WHAT YOU WILL DO
Word for word, restate every line of the listing that follows.

****************

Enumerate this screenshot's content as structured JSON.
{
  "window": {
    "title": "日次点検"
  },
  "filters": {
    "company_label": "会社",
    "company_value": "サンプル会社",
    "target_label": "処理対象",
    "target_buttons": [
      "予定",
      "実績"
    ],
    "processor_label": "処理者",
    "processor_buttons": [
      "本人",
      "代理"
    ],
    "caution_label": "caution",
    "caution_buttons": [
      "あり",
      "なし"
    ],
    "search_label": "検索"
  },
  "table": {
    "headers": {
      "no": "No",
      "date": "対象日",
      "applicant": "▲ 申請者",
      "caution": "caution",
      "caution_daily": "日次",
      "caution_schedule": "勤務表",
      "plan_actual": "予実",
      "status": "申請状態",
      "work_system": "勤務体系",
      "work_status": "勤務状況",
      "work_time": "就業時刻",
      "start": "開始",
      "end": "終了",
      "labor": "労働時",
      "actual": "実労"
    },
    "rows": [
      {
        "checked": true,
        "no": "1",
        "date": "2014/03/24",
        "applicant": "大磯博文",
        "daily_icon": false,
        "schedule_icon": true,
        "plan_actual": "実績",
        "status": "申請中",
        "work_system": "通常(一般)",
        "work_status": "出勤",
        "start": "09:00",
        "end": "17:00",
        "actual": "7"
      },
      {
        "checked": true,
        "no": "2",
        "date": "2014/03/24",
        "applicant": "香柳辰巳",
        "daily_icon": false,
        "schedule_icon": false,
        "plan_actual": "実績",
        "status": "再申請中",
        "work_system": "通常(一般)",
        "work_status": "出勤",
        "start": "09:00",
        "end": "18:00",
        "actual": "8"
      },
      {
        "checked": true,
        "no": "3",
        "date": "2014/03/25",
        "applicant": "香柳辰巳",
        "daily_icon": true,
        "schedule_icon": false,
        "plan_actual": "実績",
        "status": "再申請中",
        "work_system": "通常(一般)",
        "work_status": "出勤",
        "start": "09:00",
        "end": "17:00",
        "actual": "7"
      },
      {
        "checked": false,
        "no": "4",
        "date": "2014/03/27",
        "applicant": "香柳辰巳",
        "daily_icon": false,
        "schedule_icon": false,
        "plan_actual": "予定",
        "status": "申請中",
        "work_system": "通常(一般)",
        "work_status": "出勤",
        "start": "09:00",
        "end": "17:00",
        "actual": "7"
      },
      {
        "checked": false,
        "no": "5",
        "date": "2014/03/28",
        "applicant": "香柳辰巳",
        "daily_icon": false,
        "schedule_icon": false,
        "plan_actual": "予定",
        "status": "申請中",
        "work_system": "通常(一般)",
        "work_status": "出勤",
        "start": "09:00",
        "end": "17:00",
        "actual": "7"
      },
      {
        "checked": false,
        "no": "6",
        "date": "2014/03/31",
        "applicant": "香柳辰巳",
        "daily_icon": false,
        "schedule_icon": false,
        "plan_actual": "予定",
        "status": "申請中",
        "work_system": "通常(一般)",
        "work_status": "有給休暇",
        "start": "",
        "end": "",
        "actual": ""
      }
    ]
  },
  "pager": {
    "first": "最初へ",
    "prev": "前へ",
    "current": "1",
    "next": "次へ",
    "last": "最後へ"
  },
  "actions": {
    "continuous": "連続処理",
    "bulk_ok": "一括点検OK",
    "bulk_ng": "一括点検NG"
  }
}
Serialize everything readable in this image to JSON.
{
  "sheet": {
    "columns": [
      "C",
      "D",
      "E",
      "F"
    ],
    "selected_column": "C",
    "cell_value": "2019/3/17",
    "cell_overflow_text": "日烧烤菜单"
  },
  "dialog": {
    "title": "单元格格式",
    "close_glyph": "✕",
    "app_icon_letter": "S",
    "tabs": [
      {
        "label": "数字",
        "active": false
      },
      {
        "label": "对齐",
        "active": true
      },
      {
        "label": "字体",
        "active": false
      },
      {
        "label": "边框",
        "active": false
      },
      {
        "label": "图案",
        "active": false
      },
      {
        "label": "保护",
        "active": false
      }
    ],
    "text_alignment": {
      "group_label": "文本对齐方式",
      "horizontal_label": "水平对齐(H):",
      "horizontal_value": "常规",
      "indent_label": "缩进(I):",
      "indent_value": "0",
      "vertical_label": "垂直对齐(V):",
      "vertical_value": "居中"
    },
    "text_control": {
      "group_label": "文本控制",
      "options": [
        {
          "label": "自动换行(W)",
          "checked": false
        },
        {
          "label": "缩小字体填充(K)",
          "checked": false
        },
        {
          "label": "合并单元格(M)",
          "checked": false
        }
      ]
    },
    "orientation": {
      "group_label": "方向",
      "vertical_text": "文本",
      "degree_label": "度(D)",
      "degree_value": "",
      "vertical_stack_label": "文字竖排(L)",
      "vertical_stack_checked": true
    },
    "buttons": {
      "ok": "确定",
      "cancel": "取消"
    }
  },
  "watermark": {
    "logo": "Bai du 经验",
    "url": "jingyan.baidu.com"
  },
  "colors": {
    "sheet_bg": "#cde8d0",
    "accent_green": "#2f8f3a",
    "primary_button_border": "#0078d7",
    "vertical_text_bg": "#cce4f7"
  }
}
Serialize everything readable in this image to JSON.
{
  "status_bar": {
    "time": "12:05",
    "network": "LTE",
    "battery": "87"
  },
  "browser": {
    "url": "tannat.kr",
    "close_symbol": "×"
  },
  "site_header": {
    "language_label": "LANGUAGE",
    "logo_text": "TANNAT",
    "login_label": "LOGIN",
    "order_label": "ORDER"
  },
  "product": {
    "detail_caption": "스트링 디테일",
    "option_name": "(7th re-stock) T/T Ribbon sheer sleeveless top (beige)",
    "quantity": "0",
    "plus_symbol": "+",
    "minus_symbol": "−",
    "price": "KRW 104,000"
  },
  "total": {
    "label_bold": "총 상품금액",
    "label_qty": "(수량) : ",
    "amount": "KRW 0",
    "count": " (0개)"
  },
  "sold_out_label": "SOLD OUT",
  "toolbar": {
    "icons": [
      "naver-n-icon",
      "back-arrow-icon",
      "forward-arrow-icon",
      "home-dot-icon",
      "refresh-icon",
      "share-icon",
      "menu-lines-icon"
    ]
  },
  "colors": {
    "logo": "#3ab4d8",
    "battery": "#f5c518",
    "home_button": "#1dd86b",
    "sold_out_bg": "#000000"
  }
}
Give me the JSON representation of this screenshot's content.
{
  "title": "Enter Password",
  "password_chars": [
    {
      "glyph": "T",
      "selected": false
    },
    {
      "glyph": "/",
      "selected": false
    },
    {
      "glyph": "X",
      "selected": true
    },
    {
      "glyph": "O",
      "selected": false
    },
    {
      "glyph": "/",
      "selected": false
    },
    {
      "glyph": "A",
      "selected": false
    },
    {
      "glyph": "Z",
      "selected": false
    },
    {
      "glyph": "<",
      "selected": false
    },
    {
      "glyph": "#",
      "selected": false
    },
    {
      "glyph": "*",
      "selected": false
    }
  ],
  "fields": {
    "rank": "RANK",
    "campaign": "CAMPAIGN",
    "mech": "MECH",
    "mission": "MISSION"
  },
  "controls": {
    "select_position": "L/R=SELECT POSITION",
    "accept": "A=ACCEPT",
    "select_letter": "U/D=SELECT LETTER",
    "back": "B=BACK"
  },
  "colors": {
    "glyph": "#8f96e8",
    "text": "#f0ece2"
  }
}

****************

FINAL RESULT
Enumerate this screenshot's content as structured JSON.
{
  "window": {
    "title": "日次点検"
  },
  "filters": {
    "company_label": "会社",
    "company_value": "サンプル会社",
    "target_label": "処理対象",
    "target_buttons": [
      "予定",
      "実績"
    ],
    "processor_label": "処理者",
    "processor_buttons": [
      "本人",
      "代理"
    ],
    "caution_label": "caution",
    "caution_buttons": [
      "あり",
      "なし"
    ],
    "search_label": "検索"
  },
  "table": {
    "headers": {
      "no": "No",
      "date": "対象日",
      "applicant": "▲ 申請者",
      "caution": "caution",
      "caution_daily": "日次",
      "caution_schedule": "勤務表",
      "plan_actual": "予実",
      "status": "申請状態",
      "work_system": "勤務体系",
      "work_status": "勤務状況",
      "work_time": "就業時刻",
      "start": "開始",
      "end": "終了",
      "labor": "労働時",
      "actual": "実労"
    },
    "rows": [
      {
        "checked": true,
        "no": "1",
        "date": "2014/03/24",
        "applicant": "大磯博文",
        "daily_icon": false,
        "schedule_icon": true,
        "plan_actual": "実績",
        "status": "申請中",
        "work_system": "通常(一般)",
        "work_status": "出勤",
        "start": "09:00",
        "end": "17:00",
        "actual": "7"
      },
      {
        "checked": true,
        "no": "2",
        "date": "2014/03/24",
        "applicant": "香柳辰巳",
        "daily_icon": false,
        "schedule_icon": false,
        "plan_actual": "実績",
        "status": "再申請中",
        "work_system": "通常(一般)",
        "work_status": "出勤",
        "start": "09:00",
        "end": "18:00",
        "actual": "8"
      },
      {
        "checked": true,
        "no": "3",
        "date": "2014/03/25",
        "applicant": "香柳辰巳",
        "daily_icon": true,
        "schedule_icon": false,
        "plan_actual": "実績",
        "status": "再申請中",
        "work_system": "通常(一般)",
        "work_status": "出勤",
        "start": "09:00",
        "end": "17:00",
        "actual": "7"
      },
      {
        "checked": false,
        "no": "4",
        "date": "2014/03/27",
        "applicant": "香柳辰巳",
        "daily_icon": false,
        "schedule_icon": false,
        "plan_actual": "予定",
        "status": "申請中",
        "work_system": "通常(一般)",
        "work_status": "出勤",
        "start": "09:00",
        "end": "17:00",
        "actual": "7"
      },
      {
        "checked": false,
        "no": "5",
        "date": "2014/03/28",
        "applicant": "香柳辰巳",
        "daily_icon": false,
        "schedule_icon": false,
        "plan_actual": "予定",
        "status": "申請中",
        "work_system": "通常(一般)",
        "work_status": "出勤",
        "start": "09:00",
        "end": "17:00",
        "actual": "7"
      },
      {
        "checked": false,
        "no": "6",
        "date": "2014/03/31",
        "applicant": "香柳辰巳",
        "daily_icon": false,
        "schedule_icon": false,
        "plan_actual": "予定",
        "status": "申請中",
        "work_system": "通常(一般)",
        "work_status": "有給休暇",
        "start": "",
        "end": "",
        "actual": ""
      }
    ]
  },
  "pager": {
    "first": "最初へ",
    "prev": "前へ",
    "current": "1",
    "next": "次へ",
    "last": "最後へ"
  },
  "actions": {
    "continuous": "連続処理",
    "bulk_ok": "一括点検OK",
    "bulk_ng": "一括点検NG"
  }
}
Serialize everything readable in this image to JSON.
{
  "sheet": {
    "columns": [
      "C",
      "D",
      "E",
      "F"
    ],
    "selected_column": "C",
    "cell_value": "2019/3/17",
    "cell_overflow_text": "日烧烤菜单"
  },
  "dialog": {
    "title": "单元格格式",
    "close_glyph": "✕",
    "app_icon_letter": "S",
    "tabs": [
      {
        "label": "数字",
        "active": false
      },
      {
        "label": "对齐",
        "active": true
      },
      {
        "label": "字体",
        "active": false
      },
      {
        "label": "边框",
        "active": false
      },
      {
        "label": "图案",
        "active": false
      },
      {
        "label": "保护",
        "active": false
      }
    ],
    "text_alignment": {
      "group_label": "文本对齐方式",
      "horizontal_label": "水平对齐(H):",
      "horizontal_value": "常规",
      "indent_label": "缩进(I):",
      "indent_value": "0",
      "vertical_label": "垂直对齐(V):",
      "vertical_value": "居中"
    },
    "text_control": {
      "group_label": "文本控制",
      "options": [
        {
          "label": "自动换行(W)",
          "checked": false
        },
        {
          "label": "缩小字体填充(K)",
          "checked": false
        },
        {
          "label": "合并单元格(M)",
          "checked": false
        }
      ]
    },
    "orientation": {
      "group_label": "方向",
      "vertical_text": "文本",
      "degree_label": "度(D)",
      "degree_value": "",
      "vertical_stack_label": "文字竖排(L)",
      "vertical_stack_checked": true
    },
    "buttons": {
      "ok": "确定",
      "cancel": "取消"
    }
  },
  "watermark": {
    "logo": "Bai du 经验",
    "url": "jingyan.baidu.com"
  },
  "colors": {
    "sheet_bg": "#cde8d0",
    "accent_green": "#2f8f3a",
    "primary_button_border": "#0078d7",
    "vertical_text_bg": "#cce4f7"
  }
}
Serialize everything readable in this image to JSON.
{
  "status_bar": {
    "time": "12:05",
    "network": "LTE",
    "battery": "87"
  },
  "browser": {
    "url": "tannat.kr",
    "close_symbol": "×"
  },
  "site_header": {
    "language_label": "LANGUAGE",
    "logo_text": "TANNAT",
    "login_label": "LOGIN",
    "order_label": "ORDER"
  },
  "product": {
    "detail_caption": "스트링 디테일",
    "option_name": "(7th re-stock) T/T Ribbon sheer sleeveless top (beige)",
    "quantity": "0",
    "plus_symbol": "+",
    "minus_symbol": "−",
    "price": "KRW 104,000"
  },
  "total": {
    "label_bold": "총 상품금액",
    "label_qty": "(수량) : ",
    "amount": "KRW 0",
    "count": " (0개)"
  },
  "sold_out_label": "SOLD OUT",
  "toolbar": {
    "icons": [
      "naver-n-icon",
      "back-arrow-icon",
      "forward-arrow-icon",
      "home-dot-icon",
      "refresh-icon",
      "share-icon",
      "menu-lines-icon"
    ]
  },
  "colors": {
    "logo": "#3ab4d8",
    "battery": "#f5c518",
    "home_button": "#1dd86b",
    "sold_out_bg": "#000000"
  }
}
Give me the JSON representation of this screenshot's content.
{
  "title": "Enter Password",
  "password_chars": [
    {
      "glyph": "T",
      "selected": false
    },
    {
      "glyph": "/",
      "selected": false
    },
    {
      "glyph": "X",
      "selected": true
    },
    {
      "glyph": "O",
      "selected": false
    },
    {
      "glyph": "/",
      "selected": false
    },
    {
      "glyph": "A",
      "selected": false
    },
    {
      "glyph": "Z",
      "selected": false
    },
    {
      "glyph": "<",
      "selected": false
    },
    {
      "glyph": "#",
      "selected": false
    },
    {
      "glyph": "*",
      "selected": false
    }
  ],
  "fields": {
    "rank": "RANK",
    "campaign": "CAMPAIGN",
    "mech": "MECH",
    "mission": "MISSION"
  },
  "controls": {
    "select_position": "L/R=SELECT POSITION",
    "accept": "A=ACCEPT",
    "select_letter": "U/D=SELECT LETTER",
    "back": "B=BACK"
  },
  "colors": {
    "glyph": "#8f96e8",
    "text": "#f0ece2"
  }
}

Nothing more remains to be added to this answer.